◆ **WHAT IS REQUIRED**: Retype the complete listing exactly as it appears.

◆ **DATASET EXCERPTS**:
'''

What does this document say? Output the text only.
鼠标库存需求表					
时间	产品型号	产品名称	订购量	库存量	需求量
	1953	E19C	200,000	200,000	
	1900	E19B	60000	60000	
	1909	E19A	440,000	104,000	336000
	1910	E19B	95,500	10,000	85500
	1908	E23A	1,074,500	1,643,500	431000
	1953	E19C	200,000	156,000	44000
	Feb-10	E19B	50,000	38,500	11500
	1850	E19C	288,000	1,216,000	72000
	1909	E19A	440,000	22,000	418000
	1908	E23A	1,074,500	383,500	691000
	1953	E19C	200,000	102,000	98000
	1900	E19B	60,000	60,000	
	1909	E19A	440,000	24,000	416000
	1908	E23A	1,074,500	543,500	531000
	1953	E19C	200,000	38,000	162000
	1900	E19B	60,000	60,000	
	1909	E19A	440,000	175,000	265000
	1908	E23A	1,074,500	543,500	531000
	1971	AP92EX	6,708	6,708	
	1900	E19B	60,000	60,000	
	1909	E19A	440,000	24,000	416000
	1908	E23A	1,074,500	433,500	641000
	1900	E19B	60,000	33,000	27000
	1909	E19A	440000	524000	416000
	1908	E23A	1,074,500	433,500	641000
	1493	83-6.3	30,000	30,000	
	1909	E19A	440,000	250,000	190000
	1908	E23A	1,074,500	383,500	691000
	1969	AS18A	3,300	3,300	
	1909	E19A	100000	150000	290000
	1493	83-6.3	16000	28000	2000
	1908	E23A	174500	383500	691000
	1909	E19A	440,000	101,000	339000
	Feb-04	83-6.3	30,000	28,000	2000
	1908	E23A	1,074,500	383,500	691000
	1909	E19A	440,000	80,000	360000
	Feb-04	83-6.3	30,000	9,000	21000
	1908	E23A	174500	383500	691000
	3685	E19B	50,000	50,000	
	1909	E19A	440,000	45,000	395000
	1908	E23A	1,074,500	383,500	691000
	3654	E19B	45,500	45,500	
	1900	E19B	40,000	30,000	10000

'''

◆ **FULL ANSWER**:
What does this document say? Output the text only.
鼠标库存需求表					
时间	产品型号	产品名称	订购量	库存量	需求量
	1953	E19C	200,000	200,000	
	1900	E19B	60000	60000	
	1909	E19A	440,000	104,000	336000
	1910	E19B	95,500	10,000	85500
	1908	E23A	1,074,500	1,643,500	431000
	1953	E19C	200,000	156,000	44000
	Feb-10	E19B	50,000	38,500	11500
	1850	E19C	288,000	1,216,000	72000
	1909	E19A	440,000	22,000	418000
	1908	E23A	1,074,500	383,500	691000
	1953	E19C	200,000	102,000	98000
	1900	E19B	60,000	60,000	
	1909	E19A	440,000	24,000	416000
	1908	E23A	1,074,500	543,500	531000
	1953	E19C	200,000	38,000	162000
	1900	E19B	60,000	60,000	
	1909	E19A	440,000	175,000	265000
	1908	E23A	1,074,500	543,500	531000
	1971	AP92EX	6,708	6,708	
	1900	E19B	60,000	60,000	
	1909	E19A	440,000	24,000	416000
	1908	E23A	1,074,500	433,500	641000
	1900	E19B	60,000	33,000	27000
	1909	E19A	440000	524000	416000
	1908	E23A	1,074,500	433,500	641000
	1493	83-6.3	30,000	30,000	
	1909	E19A	440,000	250,000	190000
	1908	E23A	1,074,500	383,500	691000
	1969	AS18A	3,300	3,300	
	1909	E19A	100000	150000	290000
	1493	83-6.3	16000	28000	2000
	1908	E23A	174500	383500	691000
	1909	E19A	440,000	101,000	339000
	Feb-04	83-6.3	30,000	28,000	2000
	1908	E23A	1,074,500	383,500	691000
	1909	E19A	440,000	80,000	360000
	Feb-04	83-6.3	30,000	9,000	21000
	1908	E23A	174500	383500	691000
	3685	E19B	50,000	50,000	
	1909	E19A	440,000	45,000	395000
	1908	E23A	1,074,500	383,500	691000
	3654	E19B	45,500	45,500	
	1900	E19B	40,000	30,000	10000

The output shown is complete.